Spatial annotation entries
####
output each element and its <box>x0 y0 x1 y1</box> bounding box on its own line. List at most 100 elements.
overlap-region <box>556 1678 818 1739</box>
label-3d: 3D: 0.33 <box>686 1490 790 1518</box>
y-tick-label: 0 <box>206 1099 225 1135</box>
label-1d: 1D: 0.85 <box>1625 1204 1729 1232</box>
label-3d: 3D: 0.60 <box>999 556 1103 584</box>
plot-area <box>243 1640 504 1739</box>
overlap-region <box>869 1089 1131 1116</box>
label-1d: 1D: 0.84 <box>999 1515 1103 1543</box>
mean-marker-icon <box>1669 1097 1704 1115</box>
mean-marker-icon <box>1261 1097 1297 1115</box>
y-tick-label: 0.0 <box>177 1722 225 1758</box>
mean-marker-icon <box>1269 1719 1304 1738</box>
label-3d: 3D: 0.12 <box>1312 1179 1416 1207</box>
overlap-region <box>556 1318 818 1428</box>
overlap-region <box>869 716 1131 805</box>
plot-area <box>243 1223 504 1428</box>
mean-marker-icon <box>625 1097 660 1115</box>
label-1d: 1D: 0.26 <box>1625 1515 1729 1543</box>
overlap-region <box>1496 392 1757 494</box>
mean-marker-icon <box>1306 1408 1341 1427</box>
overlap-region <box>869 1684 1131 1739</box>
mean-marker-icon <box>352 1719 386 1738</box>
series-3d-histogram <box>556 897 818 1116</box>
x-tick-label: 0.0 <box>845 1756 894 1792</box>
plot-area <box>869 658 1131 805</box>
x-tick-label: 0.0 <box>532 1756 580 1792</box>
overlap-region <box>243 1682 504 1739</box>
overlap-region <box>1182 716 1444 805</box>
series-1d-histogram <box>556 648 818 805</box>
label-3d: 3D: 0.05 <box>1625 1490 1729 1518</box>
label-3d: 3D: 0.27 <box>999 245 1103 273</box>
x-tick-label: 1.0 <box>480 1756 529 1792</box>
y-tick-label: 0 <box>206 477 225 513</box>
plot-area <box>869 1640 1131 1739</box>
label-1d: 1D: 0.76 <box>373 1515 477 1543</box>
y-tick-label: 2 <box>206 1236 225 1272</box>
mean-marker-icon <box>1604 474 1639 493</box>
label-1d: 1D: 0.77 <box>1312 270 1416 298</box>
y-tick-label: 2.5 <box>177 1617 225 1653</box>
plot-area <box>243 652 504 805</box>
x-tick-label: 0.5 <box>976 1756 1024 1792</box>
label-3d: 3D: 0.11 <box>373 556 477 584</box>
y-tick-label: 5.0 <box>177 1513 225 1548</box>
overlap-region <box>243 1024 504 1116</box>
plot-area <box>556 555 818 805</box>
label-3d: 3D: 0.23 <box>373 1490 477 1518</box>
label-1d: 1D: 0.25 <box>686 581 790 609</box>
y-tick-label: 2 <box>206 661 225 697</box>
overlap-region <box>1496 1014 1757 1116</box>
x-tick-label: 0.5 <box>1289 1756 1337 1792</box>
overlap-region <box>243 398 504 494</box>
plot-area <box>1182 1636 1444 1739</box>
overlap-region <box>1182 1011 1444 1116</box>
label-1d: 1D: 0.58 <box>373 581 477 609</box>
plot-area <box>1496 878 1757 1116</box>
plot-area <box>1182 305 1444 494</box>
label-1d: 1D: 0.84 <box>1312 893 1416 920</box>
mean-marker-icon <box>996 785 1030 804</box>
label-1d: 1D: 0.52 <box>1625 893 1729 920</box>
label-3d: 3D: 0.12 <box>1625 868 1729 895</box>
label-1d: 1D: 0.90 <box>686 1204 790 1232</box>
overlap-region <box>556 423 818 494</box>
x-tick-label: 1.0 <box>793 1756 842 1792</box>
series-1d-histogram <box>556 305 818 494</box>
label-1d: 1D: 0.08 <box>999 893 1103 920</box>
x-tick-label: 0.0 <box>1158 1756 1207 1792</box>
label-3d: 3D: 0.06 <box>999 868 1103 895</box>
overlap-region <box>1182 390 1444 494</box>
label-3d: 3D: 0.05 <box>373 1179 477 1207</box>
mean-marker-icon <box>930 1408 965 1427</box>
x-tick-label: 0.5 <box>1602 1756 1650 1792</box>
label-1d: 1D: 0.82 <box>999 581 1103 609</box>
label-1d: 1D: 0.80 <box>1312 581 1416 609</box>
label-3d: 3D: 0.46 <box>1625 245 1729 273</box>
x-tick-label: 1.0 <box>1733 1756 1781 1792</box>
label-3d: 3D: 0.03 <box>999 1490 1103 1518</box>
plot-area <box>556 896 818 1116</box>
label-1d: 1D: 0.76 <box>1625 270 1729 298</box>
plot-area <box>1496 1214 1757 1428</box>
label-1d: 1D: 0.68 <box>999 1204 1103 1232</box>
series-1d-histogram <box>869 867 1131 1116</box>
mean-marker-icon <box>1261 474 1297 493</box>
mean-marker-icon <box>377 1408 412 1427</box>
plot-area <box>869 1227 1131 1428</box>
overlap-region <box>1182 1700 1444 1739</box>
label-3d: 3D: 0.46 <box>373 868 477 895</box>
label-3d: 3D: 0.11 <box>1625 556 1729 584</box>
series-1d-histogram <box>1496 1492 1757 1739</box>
####
Given request: Copy the entries word for word, from the first line up to and including the line that contains "y-tick-label: 0 <box>206 477 225 513</box>".

Answer:
output each element and its <box>x0 y0 x1 y1</box> bounding box on its own line. List at most 100 elements.
overlap-region <box>556 1678 818 1739</box>
label-3d: 3D: 0.33 <box>686 1490 790 1518</box>
y-tick-label: 0 <box>206 1099 225 1135</box>
label-1d: 1D: 0.85 <box>1625 1204 1729 1232</box>
label-3d: 3D: 0.60 <box>999 556 1103 584</box>
plot-area <box>243 1640 504 1739</box>
overlap-region <box>869 1089 1131 1116</box>
label-1d: 1D: 0.84 <box>999 1515 1103 1543</box>
mean-marker-icon <box>1669 1097 1704 1115</box>
mean-marker-icon <box>1261 1097 1297 1115</box>
y-tick-label: 0.0 <box>177 1722 225 1758</box>
mean-marker-icon <box>1269 1719 1304 1738</box>
label-3d: 3D: 0.12 <box>1312 1179 1416 1207</box>
overlap-region <box>556 1318 818 1428</box>
overlap-region <box>869 716 1131 805</box>
plot-area <box>243 1223 504 1428</box>
mean-marker-icon <box>625 1097 660 1115</box>
label-1d: 1D: 0.26 <box>1625 1515 1729 1543</box>
overlap-region <box>1496 392 1757 494</box>
mean-marker-icon <box>1306 1408 1341 1427</box>
overlap-region <box>869 1684 1131 1739</box>
mean-marker-icon <box>352 1719 386 1738</box>
series-3d-histogram <box>556 897 818 1116</box>
x-tick-label: 0.0 <box>845 1756 894 1792</box>
plot-area <box>869 658 1131 805</box>
x-tick-label: 0.0 <box>532 1756 580 1792</box>
overlap-region <box>243 1682 504 1739</box>
overlap-region <box>1182 716 1444 805</box>
series-1d-histogram <box>556 648 818 805</box>
label-3d: 3D: 0.05 <box>1625 1490 1729 1518</box>
label-3d: 3D: 0.27 <box>999 245 1103 273</box>
x-tick-label: 1.0 <box>480 1756 529 1792</box>
y-tick-label: 0 <box>206 477 225 513</box>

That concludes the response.